======== MATERIAL SHOWN

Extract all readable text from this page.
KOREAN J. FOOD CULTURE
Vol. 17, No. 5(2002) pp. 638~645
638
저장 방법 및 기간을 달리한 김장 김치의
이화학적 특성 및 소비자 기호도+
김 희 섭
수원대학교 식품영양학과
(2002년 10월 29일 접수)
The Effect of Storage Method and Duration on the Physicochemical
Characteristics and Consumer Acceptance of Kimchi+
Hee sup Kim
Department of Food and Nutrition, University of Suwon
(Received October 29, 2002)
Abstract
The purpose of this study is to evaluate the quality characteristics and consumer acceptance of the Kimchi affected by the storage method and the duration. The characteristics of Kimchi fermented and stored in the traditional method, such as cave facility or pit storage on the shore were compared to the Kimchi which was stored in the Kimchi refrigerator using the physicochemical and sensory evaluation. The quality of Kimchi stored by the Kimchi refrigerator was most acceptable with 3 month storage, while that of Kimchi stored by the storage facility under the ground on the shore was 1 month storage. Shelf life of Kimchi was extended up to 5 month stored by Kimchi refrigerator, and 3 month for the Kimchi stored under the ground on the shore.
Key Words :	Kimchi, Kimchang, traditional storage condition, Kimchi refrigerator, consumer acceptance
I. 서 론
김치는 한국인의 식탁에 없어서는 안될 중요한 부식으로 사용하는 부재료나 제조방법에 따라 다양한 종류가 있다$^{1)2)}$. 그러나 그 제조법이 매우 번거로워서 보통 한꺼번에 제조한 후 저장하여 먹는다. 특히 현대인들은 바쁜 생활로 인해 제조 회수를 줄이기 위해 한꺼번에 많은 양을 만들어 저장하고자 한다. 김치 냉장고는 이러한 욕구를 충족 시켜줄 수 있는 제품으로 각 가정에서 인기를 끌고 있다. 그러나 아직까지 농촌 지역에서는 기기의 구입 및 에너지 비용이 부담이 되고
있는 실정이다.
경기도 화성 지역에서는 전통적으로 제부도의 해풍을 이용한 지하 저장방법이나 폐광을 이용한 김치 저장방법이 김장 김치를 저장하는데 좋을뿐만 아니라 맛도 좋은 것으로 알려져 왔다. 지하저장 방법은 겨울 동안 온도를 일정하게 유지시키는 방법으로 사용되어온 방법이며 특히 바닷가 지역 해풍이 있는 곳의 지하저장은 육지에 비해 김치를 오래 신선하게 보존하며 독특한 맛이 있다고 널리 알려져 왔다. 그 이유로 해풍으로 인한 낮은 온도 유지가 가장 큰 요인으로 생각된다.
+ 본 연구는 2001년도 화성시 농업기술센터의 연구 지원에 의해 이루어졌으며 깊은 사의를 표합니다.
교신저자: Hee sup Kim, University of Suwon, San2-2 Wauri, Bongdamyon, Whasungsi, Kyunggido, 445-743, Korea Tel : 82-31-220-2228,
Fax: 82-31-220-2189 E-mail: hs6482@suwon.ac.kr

================

TASK STATEMENT: Output every line above without altering anything.

SOLUTION TO THE EXERCISE:
Extract all readable text from this page.
KOREAN J. FOOD CULTURE
Vol. 17, No. 5(2002) pp. 638~645
638
저장 방법 및 기간을 달리한 김장 김치의
이화학적 특성 및 소비자 기호도+
김 희 섭
수원대학교 식품영양학과
(2002년 10월 29일 접수)
The Effect of Storage Method and Duration on the Physicochemical
Characteristics and Consumer Acceptance of Kimchi+
Hee sup Kim
Department of Food and Nutrition, University of Suwon
(Received October 29, 2002)
Abstract
The purpose of this study is to evaluate the quality characteristics and consumer acceptance of the Kimchi affected by the storage method and the duration. The characteristics of Kimchi fermented and stored in the traditional method, such as cave facility or pit storage on the shore were compared to the Kimchi which was stored in the Kimchi refrigerator using the physicochemical and sensory evaluation. The quality of Kimchi stored by the Kimchi refrigerator was most acceptable with 3 month storage, while that of Kimchi stored by the storage facility under the ground on the shore was 1 month storage. Shelf life of Kimchi was extended up to 5 month stored by Kimchi refrigerator, and 3 month for the Kimchi stored under the ground on the shore.
Key Words :	Kimchi, Kimchang, traditional storage condition, Kimchi refrigerator, consumer acceptance
I. 서 론
김치는 한국인의 식탁에 없어서는 안될 중요한 부식으로 사용하는 부재료나 제조방법에 따라 다양한 종류가 있다$^{1)2)}$. 그러나 그 제조법이 매우 번거로워서 보통 한꺼번에 제조한 후 저장하여 먹는다. 특히 현대인들은 바쁜 생활로 인해 제조 회수를 줄이기 위해 한꺼번에 많은 양을 만들어 저장하고자 한다. 김치 냉장고는 이러한 욕구를 충족 시켜줄 수 있는 제품으로 각 가정에서 인기를 끌고 있다. 그러나 아직까지 농촌 지역에서는 기기의 구입 및 에너지 비용이 부담이 되고
있는 실정이다.
경기도 화성 지역에서는 전통적으로 제부도의 해풍을 이용한 지하 저장방법이나 폐광을 이용한 김치 저장방법이 김장 김치를 저장하는데 좋을뿐만 아니라 맛도 좋은 것으로 알려져 왔다. 지하저장 방법은 겨울 동안 온도를 일정하게 유지시키는 방법으로 사용되어온 방법이며 특히 바닷가 지역 해풍이 있는 곳의 지하저장은 육지에 비해 김치를 오래 신선하게 보존하며 독특한 맛이 있다고 널리 알려져 왔다. 그 이유로 해풍으로 인한 낮은 온도 유지가 가장 큰 요인으로 생각된다.
+ 본 연구는 2001년도 화성시 농업기술센터의 연구 지원에 의해 이루어졌으며 깊은 사의를 표합니다.
교신저자: Hee sup Kim, University of Suwon, San2-2 Wauri, Bongdamyon, Whasungsi, Kyunggido, 445-743, Korea Tel : 82-31-220-2228,
Fax: 82-31-220-2189 E-mail: hs6482@suwon.ac.kr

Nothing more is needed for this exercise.